## Start PROVIDED DATA

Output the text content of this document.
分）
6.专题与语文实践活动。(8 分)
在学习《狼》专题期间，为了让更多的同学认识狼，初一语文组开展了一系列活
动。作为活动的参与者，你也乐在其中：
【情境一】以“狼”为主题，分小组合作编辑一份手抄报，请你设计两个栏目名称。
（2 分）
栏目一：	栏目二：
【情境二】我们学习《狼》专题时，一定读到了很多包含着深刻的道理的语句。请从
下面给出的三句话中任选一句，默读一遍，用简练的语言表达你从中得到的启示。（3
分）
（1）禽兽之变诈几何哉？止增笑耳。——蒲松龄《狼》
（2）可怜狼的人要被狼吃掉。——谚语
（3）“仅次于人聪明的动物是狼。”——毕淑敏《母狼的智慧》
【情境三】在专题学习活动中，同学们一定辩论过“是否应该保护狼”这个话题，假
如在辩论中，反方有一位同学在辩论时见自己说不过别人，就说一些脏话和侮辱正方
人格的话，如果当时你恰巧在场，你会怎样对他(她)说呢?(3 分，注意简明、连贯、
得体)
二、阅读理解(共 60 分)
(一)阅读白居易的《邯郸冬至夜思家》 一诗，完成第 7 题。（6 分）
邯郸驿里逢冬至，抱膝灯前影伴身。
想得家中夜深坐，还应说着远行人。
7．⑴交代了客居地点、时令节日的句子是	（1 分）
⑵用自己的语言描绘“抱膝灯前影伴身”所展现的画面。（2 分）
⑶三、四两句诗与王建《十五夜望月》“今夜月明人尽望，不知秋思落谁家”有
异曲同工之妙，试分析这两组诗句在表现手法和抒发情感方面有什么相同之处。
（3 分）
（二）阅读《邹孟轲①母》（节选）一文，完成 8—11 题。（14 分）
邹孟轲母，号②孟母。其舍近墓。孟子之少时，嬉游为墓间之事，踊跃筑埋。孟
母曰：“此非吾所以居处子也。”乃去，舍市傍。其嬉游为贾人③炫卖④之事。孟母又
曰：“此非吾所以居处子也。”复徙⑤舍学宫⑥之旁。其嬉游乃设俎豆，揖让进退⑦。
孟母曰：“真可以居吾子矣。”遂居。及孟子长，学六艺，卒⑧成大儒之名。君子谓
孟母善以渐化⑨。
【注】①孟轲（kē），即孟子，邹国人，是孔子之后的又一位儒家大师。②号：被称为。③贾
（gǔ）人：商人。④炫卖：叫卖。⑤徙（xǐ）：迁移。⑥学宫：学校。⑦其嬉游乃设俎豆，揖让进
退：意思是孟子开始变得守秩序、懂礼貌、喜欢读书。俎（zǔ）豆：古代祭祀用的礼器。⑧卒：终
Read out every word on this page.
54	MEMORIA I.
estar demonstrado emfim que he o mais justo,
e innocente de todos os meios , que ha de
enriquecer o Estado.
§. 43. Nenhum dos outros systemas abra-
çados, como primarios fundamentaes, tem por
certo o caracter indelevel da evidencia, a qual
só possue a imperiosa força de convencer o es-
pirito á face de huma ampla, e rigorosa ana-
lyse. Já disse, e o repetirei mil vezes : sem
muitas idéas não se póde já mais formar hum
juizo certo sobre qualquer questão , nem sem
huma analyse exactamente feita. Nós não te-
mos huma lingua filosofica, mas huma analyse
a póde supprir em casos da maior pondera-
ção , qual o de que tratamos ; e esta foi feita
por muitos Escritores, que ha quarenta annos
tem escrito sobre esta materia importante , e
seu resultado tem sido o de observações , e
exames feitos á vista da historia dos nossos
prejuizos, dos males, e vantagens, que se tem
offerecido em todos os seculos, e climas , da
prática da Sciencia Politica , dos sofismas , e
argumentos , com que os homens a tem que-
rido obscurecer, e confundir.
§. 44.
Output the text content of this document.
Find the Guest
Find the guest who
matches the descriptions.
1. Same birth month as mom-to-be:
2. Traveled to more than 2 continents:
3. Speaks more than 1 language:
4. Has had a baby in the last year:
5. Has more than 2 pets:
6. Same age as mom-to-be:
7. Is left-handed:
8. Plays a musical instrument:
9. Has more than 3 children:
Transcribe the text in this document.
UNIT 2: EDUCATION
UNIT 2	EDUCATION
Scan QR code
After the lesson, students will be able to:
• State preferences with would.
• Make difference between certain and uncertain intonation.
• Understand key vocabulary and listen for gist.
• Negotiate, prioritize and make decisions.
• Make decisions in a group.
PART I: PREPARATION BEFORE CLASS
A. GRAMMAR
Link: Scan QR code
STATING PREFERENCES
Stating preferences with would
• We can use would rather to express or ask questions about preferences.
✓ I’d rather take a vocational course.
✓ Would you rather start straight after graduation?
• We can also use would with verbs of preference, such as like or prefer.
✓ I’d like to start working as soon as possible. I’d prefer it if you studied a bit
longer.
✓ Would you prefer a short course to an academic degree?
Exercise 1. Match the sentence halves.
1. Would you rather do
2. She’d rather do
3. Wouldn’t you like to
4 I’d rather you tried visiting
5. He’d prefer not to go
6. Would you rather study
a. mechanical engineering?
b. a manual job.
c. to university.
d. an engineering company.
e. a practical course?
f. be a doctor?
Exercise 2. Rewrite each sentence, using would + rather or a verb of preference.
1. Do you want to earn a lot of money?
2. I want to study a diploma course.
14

## End PROVIDED DATA

▶ **WORK INSTRUCTIONS**
Look through the entries and find each line that has the string "rather". Copy those lines.

▶ **WRITTEN REPLY**
• We can use would rather to express or ask questions about preferences.
✓ I’d rather take a vocational course.
✓ Would you rather start straight after graduation?
1. Would you rather do
2. She’d rather do
4 I’d rather you tried visiting
6. Would you rather study
Exercise 2. Rewrite each sentence, using would + rather or a verb of preference.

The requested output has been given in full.